═══ Material provided
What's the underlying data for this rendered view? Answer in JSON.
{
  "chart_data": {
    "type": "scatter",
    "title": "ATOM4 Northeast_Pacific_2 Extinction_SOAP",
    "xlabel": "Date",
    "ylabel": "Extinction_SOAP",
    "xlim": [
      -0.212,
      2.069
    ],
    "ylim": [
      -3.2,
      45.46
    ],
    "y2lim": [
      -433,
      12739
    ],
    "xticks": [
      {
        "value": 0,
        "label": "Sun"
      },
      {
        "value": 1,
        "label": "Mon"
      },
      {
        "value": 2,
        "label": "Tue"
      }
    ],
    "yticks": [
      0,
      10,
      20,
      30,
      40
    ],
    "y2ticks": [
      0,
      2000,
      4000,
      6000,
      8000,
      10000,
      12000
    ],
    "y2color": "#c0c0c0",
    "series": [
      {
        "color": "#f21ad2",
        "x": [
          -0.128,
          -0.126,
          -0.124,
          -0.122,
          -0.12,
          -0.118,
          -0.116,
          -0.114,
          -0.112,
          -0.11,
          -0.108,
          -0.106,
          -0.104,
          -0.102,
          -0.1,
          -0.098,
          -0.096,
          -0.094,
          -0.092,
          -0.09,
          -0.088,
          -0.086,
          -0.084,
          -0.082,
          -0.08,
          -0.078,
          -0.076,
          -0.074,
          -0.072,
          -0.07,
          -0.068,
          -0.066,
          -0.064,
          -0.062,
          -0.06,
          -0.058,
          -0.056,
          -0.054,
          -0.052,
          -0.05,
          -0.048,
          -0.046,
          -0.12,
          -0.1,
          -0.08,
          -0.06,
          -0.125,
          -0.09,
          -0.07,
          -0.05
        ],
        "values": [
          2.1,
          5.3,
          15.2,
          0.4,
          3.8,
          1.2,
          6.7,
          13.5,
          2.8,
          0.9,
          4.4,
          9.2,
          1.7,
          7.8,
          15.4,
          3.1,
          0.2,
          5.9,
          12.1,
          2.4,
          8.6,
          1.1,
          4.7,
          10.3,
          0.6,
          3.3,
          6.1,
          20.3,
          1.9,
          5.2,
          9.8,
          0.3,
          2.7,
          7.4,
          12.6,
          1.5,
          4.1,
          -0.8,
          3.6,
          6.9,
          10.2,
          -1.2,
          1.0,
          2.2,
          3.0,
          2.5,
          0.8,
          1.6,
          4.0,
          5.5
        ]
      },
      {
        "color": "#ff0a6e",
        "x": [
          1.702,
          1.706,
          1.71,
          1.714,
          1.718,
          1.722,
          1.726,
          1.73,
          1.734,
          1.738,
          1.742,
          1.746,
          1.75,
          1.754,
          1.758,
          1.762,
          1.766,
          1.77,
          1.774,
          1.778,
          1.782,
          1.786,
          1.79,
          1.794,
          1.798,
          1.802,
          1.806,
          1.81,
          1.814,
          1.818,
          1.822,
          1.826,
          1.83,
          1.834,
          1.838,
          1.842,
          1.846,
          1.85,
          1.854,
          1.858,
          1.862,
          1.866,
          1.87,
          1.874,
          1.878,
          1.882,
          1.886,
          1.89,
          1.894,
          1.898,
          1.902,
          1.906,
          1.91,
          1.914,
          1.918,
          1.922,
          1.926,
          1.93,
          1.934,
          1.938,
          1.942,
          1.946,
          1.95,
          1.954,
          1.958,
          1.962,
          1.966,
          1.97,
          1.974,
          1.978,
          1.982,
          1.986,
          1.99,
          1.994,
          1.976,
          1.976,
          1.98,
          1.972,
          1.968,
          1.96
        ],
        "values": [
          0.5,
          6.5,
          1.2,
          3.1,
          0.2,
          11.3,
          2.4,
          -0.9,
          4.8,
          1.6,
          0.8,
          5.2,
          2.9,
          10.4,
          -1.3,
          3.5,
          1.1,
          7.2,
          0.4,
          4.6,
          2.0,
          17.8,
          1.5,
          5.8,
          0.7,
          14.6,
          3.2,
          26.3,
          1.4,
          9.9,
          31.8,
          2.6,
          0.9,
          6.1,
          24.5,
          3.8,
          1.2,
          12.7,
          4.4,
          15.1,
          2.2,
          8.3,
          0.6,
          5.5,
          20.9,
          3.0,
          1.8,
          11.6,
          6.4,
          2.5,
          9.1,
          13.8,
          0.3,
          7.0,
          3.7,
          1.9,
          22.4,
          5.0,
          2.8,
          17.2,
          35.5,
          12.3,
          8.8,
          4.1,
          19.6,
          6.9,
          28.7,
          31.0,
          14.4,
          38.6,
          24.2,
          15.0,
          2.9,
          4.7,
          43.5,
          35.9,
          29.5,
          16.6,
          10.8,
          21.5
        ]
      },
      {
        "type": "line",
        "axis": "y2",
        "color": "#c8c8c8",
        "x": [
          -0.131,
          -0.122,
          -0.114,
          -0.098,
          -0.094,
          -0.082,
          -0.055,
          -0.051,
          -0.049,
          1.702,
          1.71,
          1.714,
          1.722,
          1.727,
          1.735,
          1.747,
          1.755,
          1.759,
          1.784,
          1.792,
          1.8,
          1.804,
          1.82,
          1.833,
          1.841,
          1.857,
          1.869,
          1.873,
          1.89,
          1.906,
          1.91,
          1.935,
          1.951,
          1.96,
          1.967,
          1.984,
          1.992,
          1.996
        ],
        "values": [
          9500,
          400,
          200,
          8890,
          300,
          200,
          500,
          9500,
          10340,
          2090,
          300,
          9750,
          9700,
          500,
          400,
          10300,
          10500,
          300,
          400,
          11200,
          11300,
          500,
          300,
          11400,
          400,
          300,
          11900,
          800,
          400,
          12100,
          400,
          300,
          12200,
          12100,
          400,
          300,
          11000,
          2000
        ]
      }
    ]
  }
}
══════
▶ [Objective]
Write out every entry again exactly, please, with nothing missing.

▶ [Worked solution]
What's the underlying data for this rendered view? Answer in JSON.
{
  "chart_data": {
    "type": "scatter",
    "title": "ATOM4 Northeast_Pacific_2 Extinction_SOAP",
    "xlabel": "Date",
    "ylabel": "Extinction_SOAP",
    "xlim": [
      -0.212,
      2.069
    ],
    "ylim": [
      -3.2,
      45.46
    ],
    "y2lim": [
      -433,
      12739
    ],
    "xticks": [
      {
        "value": 0,
        "label": "Sun"
      },
      {
        "value": 1,
        "label": "Mon"
      },
      {
        "value": 2,
        "label": "Tue"
      }
    ],
    "yticks": [
      0,
      10,
      20,
      30,
      40
    ],
    "y2ticks": [
      0,
      2000,
      4000,
      6000,
      8000,
      10000,
      12000
    ],
    "y2color": "#c0c0c0",
    "series": [
      {
        "color": "#f21ad2",
        "x": [
          -0.128,
          -0.126,
          -0.124,
          -0.122,
          -0.12,
          -0.118,
          -0.116,
          -0.114,
          -0.112,
          -0.11,
          -0.108,
          -0.106,
          -0.104,
          -0.102,
          -0.1,
          -0.098,
          -0.096,
          -0.094,
          -0.092,
          -0.09,
          -0.088,
          -0.086,
          -0.084,
          -0.082,
          -0.08,
          -0.078,
          -0.076,
          -0.074,
          -0.072,
          -0.07,
          -0.068,
          -0.066,
          -0.064,
          -0.062,
          -0.06,
          -0.058,
          -0.056,
          -0.054,
          -0.052,
          -0.05,
          -0.048,
          -0.046,
          -0.12,
          -0.1,
          -0.08,
          -0.06,
          -0.125,
          -0.09,
          -0.07,
          -0.05
        ],
        "values": [
          2.1,
          5.3,
          15.2,
          0.4,
          3.8,
          1.2,
          6.7,
          13.5,
          2.8,
          0.9,
          4.4,
          9.2,
          1.7,
          7.8,
          15.4,
          3.1,
          0.2,
          5.9,
          12.1,
          2.4,
          8.6,
          1.1,
          4.7,
          10.3,
          0.6,
          3.3,
          6.1,
          20.3,
          1.9,
          5.2,
          9.8,
          0.3,
          2.7,
          7.4,
          12.6,
          1.5,
          4.1,
          -0.8,
          3.6,
          6.9,
          10.2,
          -1.2,
          1.0,
          2.2,
          3.0,
          2.5,
          0.8,
          1.6,
          4.0,
          5.5
        ]
      },
      {
        "color": "#ff0a6e",
        "x": [
          1.702,
          1.706,
          1.71,
          1.714,
          1.718,
          1.722,
          1.726,
          1.73,
          1.734,
          1.738,
          1.742,
          1.746,
          1.75,
          1.754,
          1.758,
          1.762,
          1.766,
          1.77,
          1.774,
          1.778,
          1.782,
          1.786,
          1.79,
          1.794,
          1.798,
          1.802,
          1.806,
          1.81,
          1.814,
          1.818,
          1.822,
          1.826,
          1.83,
          1.834,
          1.838,
          1.842,
          1.846,
          1.85,
          1.854,
          1.858,
          1.862,
          1.866,
          1.87,
          1.874,
          1.878,
          1.882,
          1.886,
          1.89,
          1.894,
          1.898,
          1.902,
          1.906,
          1.91,
          1.914,
          1.918,
          1.922,
          1.926,
          1.93,
          1.934,
          1.938,
          1.942,
          1.946,
          1.95,
          1.954,
          1.958,
          1.962,
          1.966,
          1.97,
          1.974,
          1.978,
          1.982,
          1.986,
          1.99,
          1.994,
          1.976,
          1.976,
          1.98,
          1.972,
          1.968,
          1.96
        ],
        "values": [
          0.5,
          6.5,
          1.2,
          3.1,
          0.2,
          11.3,
          2.4,
          -0.9,
          4.8,
          1.6,
          0.8,
          5.2,
          2.9,
          10.4,
          -1.3,
          3.5,
          1.1,
          7.2,
          0.4,
          4.6,
          2.0,
          17.8,
          1.5,
          5.8,
          0.7,
          14.6,
          3.2,
          26.3,
          1.4,
          9.9,
          31.8,
          2.6,
          0.9,
          6.1,
          24.5,
          3.8,
          1.2,
          12.7,
          4.4,
          15.1,
          2.2,
          8.3,
          0.6,
          5.5,
          20.9,
          3.0,
          1.8,
          11.6,
          6.4,
          2.5,
          9.1,
          13.8,
          0.3,
          7.0,
          3.7,
          1.9,
          22.4,
          5.0,
          2.8,
          17.2,
          35.5,
          12.3,
          8.8,
          4.1,
          19.6,
          6.9,
          28.7,
          31.0,
          14.4,
          38.6,
          24.2,
          15.0,
          2.9,
          4.7,
          43.5,
          35.9,
          29.5,
          16.6,
          10.8,
          21.5
        ]
      },
      {
        "type": "line",
        "axis": "y2",
        "color": "#c8c8c8",
        "x": [
          -0.131,
          -0.122,
          -0.114,
          -0.098,
          -0.094,
          -0.082,
          -0.055,
          -0.051,
          -0.049,
          1.702,
          1.71,
          1.714,
          1.722,
          1.727,
          1.735,
          1.747,
          1.755,
          1.759,
          1.784,
          1.792,
          1.8,
          1.804,
          1.82,
          1.833,
          1.841,
          1.857,
          1.869,
          1.873,
          1.89,
          1.906,
          1.91,
          1.935,
          1.951,
          1.96,
          1.967,
          1.984,
          1.992,
          1.996
        ],
        "values": [
          9500,
          400,
          200,
          8890,
          300,
          200,
          500,
          9500,
          10340,
          2090,
          300,
          9750,
          9700,
          500,
          400,
          10300,
          10500,
          300,
          400,
          11200,
          11300,
          500,
          300,
          11400,
          400,
          300,
          11900,
          800,
          400,
          12100,
          400,
          300,
          12200,
          12100,
          400,
          300,
          11000,
          2000
        ]
      }
    ]
  }
}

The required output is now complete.